◆ Document content entries ◆
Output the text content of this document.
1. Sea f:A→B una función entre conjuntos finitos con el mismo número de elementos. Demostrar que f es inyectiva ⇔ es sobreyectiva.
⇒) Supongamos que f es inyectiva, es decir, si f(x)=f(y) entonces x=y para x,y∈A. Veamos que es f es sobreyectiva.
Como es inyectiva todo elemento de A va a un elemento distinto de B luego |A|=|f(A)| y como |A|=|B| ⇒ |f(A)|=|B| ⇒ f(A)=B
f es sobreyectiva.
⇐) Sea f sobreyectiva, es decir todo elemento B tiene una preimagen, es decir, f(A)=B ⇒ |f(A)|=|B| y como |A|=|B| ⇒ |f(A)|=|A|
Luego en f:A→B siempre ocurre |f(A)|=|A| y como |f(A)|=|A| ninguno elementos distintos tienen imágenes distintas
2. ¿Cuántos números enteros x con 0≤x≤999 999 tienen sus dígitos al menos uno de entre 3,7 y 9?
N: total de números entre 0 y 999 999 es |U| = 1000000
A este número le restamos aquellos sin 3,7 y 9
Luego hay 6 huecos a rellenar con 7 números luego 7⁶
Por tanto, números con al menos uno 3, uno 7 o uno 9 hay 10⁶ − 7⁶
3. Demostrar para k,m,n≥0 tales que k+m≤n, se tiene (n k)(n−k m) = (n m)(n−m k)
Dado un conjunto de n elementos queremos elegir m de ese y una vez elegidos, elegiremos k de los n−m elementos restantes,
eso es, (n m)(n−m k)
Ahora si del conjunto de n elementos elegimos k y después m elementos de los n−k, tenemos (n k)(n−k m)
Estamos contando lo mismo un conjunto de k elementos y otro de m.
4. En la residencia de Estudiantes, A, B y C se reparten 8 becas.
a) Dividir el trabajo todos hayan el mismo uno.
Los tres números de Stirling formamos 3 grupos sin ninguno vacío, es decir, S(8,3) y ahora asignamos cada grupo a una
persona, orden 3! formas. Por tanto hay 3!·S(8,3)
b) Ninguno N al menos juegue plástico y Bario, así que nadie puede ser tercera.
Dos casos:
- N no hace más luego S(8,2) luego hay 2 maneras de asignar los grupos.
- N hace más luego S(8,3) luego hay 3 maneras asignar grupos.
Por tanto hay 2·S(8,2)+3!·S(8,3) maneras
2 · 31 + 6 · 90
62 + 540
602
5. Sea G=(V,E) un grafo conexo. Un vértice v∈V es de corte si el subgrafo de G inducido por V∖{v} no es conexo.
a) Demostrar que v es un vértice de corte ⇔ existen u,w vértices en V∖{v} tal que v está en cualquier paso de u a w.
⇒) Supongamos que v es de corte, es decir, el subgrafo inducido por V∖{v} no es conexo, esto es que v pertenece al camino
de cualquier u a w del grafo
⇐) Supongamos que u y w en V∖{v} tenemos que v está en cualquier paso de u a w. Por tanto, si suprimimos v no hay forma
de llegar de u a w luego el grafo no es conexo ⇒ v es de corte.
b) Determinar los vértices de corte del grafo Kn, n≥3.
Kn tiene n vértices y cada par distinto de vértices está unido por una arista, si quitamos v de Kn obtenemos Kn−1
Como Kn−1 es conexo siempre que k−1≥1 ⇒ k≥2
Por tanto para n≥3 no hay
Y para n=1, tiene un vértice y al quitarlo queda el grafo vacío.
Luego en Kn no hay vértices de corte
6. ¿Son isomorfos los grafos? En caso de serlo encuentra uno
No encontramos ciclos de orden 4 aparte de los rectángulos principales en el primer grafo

◆ THE TASK ◆
The answer must be a single number: how many lines in the data above contain the string "vacío".

◆ WRITTEN REPLY ◆
2